Document passage –
================================

What Rare Diseases Teach Us: Gage's Story

Max Sloss and Barbara Handelin, PhD

More than 360,000 babies are born each day world-wide, which, in general, is not such a rare event. However, when a baby is diagnosed with a rare disease after he or she is born, that becomes a rare event which in turn becomes a rare journey for the child and all those who come to know the child. There are 7,000 different types of rare diseases known today and nearly 50% of those affected are children - many who will not live to see their 5th birthday because their disease has no available treatment or cure.

The following details one father's journey with his firstborn son from discovery of his son's rare diagnosis through their daily challenges and successes today. As in all challenges in life, there are many things we learn through their story – most important of these is the need for continued support of research.

Meet Max, a father living in Arizona with his 9-year-old son Gage:

My firstborn son, Gage, was born in Yuma, Arizona on July 10, 2008 with a rare genetic disorder, Carnitine Acylcarnitine Translocase Deficiency (CACT), which falls under the umbrella of Fatty Acid Oxidation Disorders. The CACT disorder is considered rare as there have only been 30 cases world-wide submitted with the disorder.

================================

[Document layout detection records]
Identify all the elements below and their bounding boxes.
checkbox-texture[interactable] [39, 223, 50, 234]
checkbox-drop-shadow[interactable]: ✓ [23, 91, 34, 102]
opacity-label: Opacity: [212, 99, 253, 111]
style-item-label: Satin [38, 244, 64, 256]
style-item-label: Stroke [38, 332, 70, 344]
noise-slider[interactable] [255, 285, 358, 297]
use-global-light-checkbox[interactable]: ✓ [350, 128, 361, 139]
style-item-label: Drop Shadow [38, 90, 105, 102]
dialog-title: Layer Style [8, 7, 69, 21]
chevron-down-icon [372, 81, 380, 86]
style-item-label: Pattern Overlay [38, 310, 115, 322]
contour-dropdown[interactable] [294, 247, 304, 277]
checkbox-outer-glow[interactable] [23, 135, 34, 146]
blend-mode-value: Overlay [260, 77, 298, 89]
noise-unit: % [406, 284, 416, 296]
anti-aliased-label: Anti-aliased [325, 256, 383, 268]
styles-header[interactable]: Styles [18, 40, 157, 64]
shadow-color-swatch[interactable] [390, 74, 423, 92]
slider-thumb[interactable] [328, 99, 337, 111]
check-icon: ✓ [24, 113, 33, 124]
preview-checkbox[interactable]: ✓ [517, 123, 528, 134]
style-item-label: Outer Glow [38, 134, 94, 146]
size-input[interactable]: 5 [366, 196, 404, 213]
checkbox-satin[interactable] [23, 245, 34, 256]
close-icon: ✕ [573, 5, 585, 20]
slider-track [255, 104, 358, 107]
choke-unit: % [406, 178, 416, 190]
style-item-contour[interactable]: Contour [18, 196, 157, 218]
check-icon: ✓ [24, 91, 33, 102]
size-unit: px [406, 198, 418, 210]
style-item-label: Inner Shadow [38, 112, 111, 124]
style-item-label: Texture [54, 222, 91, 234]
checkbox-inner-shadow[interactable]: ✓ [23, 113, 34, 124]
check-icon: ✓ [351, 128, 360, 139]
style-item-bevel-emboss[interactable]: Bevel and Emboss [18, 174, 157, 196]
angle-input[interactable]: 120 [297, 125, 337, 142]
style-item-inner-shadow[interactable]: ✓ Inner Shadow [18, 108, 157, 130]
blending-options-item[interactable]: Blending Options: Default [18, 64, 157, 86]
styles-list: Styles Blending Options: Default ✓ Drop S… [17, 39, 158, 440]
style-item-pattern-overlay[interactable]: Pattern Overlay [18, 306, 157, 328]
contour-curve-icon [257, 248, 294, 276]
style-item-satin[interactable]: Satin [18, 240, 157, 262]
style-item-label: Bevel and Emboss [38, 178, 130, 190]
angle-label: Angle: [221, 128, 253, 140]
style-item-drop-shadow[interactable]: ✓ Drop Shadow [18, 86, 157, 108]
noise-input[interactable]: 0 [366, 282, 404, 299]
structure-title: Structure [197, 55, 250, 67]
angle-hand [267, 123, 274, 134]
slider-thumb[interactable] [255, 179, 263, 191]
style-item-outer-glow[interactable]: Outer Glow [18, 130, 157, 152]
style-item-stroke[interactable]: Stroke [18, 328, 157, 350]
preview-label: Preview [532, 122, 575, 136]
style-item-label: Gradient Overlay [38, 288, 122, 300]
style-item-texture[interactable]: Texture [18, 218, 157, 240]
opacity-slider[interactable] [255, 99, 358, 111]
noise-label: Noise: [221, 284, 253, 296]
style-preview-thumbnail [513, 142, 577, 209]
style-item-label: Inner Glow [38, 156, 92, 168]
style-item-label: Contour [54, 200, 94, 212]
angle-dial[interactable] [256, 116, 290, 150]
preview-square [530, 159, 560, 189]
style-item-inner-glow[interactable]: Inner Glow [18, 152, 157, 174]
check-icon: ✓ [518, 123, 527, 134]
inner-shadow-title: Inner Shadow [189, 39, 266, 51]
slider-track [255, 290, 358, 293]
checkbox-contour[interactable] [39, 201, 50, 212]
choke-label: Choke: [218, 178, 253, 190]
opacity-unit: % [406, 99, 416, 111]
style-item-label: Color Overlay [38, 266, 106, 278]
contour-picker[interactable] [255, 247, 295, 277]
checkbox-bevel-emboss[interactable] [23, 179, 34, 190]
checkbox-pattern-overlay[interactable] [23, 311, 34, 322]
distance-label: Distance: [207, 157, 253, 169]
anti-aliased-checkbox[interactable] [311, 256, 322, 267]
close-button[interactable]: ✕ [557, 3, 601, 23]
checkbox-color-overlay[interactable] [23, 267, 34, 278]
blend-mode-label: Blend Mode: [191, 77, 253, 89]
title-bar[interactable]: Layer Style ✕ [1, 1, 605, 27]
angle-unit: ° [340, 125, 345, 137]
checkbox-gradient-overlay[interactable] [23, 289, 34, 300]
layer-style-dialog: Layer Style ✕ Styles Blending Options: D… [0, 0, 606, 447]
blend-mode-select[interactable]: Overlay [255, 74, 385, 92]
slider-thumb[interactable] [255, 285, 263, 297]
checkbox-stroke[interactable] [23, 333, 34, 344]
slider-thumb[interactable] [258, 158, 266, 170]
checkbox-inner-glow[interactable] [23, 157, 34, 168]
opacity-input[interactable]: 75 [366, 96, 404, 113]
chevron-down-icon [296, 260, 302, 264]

================================

To do –
1 > Answer these questions about the rare disease text:
(a) How many babies are born each day worldwide?
(b) In what city and state was Gage born?
(c) How many cases of CACT have been submitted worldwide?
2 > Translate this sentence from the rare disease text into Spanish: "The CACT disorder is considered rare as there have only been 30 cases world-wide submitted with the disorder."
3 > Revise the rare disease text. Write out the part that opens with the words containing "The following details" and closes with "with the disorder.", with "firstborn" changed to "eldest" throughout.
These records are separate material and have no connection to the text.

Answers to this exercise –
1 >
(a) More than 360,000
(b) Yuma, Arizona
(c) 30

2 > El trastorno CACT se considera raro, ya que solo se han registrado 30 casos en todo el mundo con este trastorno.

3 >
The following details one father's journey with his eldest son from discovery of his son's rare diagnosis through their daily challenges and successes today. As in all challenges in life, there are many things we learn through their story – most important of these is the need for continued support of research.

Meet Max, a father living in Arizona with his 9-year-old son Gage:

My eldest son, Gage, was born in Yuma, Arizona on July 10, 2008 with a rare genetic disorder, Carnitine Acylcarnitine Translocase Deficiency (CACT), which falls under the umbrella of Fatty Acid Oxidation Disorders. The CACT disorder is considered rare as there have only been 30 cases world-wide submitted with the disorder.